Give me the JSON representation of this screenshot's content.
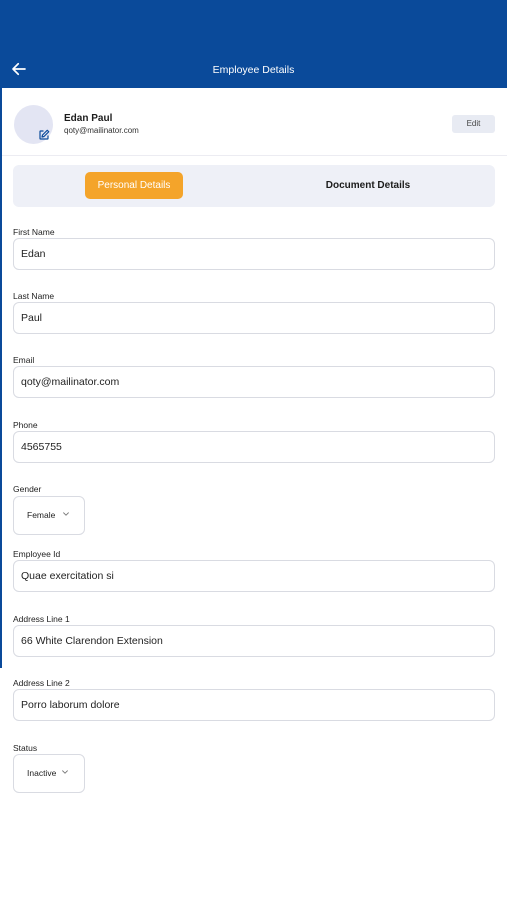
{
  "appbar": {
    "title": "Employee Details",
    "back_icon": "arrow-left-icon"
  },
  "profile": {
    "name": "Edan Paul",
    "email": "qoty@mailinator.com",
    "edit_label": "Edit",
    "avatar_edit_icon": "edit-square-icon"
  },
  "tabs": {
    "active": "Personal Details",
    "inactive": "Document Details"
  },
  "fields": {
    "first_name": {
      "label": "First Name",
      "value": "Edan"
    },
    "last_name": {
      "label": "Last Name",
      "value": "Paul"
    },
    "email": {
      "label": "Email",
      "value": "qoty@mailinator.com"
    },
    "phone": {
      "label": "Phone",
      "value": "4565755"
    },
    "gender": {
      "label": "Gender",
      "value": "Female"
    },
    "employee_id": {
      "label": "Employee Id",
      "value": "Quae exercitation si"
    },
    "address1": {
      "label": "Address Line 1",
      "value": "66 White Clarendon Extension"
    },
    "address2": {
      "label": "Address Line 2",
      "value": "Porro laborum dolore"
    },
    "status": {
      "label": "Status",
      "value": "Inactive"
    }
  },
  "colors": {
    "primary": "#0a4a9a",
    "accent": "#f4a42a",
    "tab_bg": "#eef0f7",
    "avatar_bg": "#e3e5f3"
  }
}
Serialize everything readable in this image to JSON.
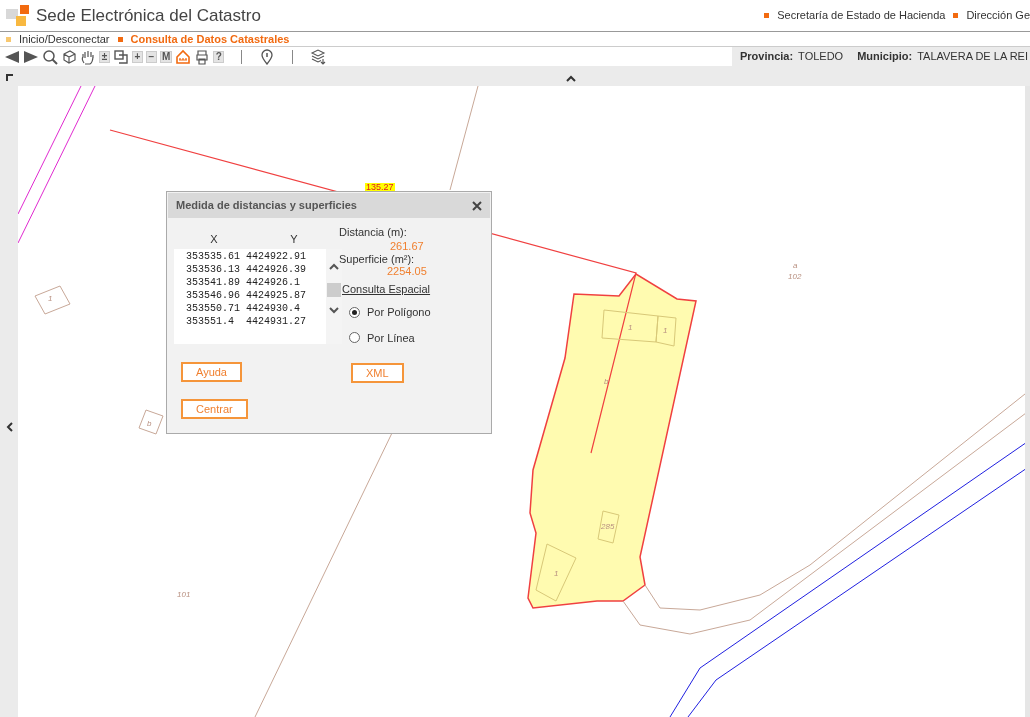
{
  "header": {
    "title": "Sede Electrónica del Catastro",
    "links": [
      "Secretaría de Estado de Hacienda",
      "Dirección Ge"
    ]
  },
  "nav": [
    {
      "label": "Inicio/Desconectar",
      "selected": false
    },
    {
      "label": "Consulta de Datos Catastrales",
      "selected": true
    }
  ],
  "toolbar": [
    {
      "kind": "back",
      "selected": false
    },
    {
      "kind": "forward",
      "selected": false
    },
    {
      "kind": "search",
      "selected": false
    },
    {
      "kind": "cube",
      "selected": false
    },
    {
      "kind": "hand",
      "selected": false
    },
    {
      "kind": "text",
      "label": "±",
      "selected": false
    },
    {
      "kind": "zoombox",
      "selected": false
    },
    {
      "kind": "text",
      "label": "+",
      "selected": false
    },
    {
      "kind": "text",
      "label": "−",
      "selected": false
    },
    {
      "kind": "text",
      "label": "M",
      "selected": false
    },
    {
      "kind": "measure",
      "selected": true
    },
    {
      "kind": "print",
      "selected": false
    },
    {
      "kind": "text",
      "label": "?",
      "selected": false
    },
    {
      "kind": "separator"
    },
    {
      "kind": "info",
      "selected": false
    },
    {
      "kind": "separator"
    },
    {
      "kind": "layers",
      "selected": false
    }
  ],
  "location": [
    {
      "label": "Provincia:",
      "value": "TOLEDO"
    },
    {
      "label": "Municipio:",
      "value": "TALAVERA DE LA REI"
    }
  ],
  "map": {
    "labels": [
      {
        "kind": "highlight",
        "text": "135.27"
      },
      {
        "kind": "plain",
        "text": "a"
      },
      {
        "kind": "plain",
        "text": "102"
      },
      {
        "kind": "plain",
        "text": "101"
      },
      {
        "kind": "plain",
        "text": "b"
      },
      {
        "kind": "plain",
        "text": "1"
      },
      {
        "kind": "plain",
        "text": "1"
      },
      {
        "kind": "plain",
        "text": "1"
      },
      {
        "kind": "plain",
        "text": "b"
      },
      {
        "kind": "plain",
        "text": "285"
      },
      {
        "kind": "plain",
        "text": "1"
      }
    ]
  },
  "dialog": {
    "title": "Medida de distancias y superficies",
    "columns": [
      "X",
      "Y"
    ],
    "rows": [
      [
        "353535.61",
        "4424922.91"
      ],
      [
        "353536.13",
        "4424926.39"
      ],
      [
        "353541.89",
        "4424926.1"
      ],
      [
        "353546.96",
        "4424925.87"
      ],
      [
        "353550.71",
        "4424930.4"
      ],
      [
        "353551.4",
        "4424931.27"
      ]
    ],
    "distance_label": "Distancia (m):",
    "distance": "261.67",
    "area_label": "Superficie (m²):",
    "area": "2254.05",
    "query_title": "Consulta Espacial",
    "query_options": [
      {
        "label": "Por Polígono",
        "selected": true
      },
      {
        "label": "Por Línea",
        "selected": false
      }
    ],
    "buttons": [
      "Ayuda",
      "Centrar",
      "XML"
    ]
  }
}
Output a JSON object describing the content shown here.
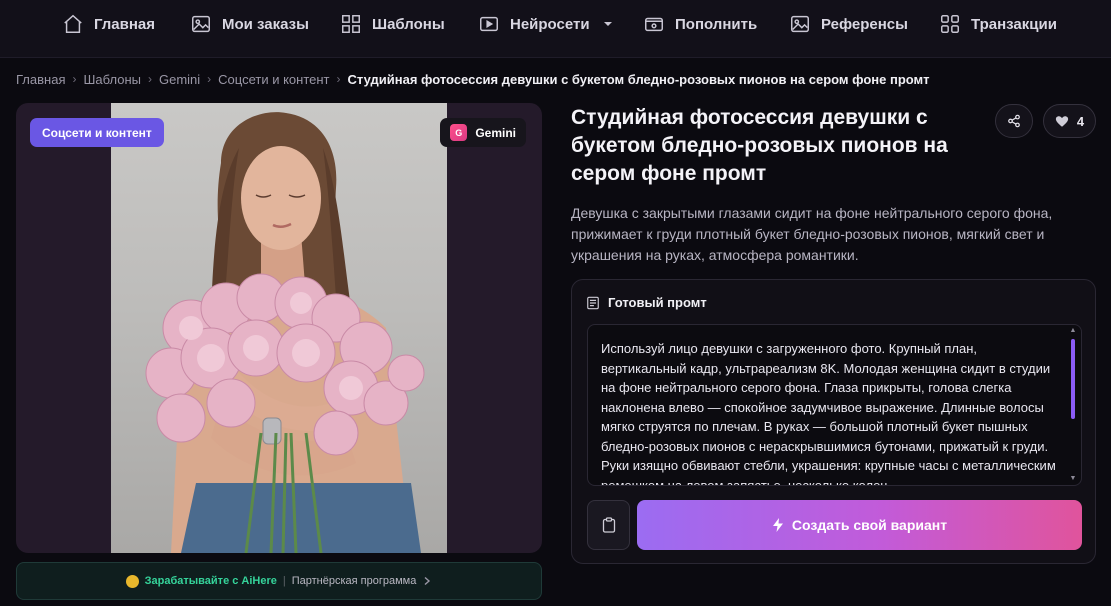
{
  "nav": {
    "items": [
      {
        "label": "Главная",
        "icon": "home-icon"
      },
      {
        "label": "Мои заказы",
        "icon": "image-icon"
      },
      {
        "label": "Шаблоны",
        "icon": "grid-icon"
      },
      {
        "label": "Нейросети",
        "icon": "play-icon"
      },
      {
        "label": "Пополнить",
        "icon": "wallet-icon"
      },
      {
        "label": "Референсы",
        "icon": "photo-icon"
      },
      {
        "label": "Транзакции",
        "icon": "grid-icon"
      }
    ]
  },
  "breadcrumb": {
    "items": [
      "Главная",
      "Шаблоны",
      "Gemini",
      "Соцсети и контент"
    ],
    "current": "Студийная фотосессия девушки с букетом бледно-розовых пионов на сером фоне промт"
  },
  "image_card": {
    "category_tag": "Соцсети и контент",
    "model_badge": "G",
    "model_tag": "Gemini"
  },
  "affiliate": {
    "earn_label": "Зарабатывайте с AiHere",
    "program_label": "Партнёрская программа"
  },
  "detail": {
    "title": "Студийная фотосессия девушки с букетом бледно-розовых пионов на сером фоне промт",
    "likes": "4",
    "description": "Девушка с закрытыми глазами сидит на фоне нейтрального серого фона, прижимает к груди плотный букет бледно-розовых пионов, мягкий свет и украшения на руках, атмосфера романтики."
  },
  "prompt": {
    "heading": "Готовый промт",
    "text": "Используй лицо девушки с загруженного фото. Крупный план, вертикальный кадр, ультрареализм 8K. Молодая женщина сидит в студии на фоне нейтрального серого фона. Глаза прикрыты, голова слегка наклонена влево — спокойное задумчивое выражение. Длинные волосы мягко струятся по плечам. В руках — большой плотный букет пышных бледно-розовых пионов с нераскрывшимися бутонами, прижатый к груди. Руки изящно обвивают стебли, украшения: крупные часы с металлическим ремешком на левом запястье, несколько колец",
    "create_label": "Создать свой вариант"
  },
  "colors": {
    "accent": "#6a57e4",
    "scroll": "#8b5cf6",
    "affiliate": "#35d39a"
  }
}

- _Challenge_
Identify and copy lines that hold the string "mailinator".

- _Answer below_
    "email": "qoty@mailinator.com",
      "value": "qoty@mailinator.com"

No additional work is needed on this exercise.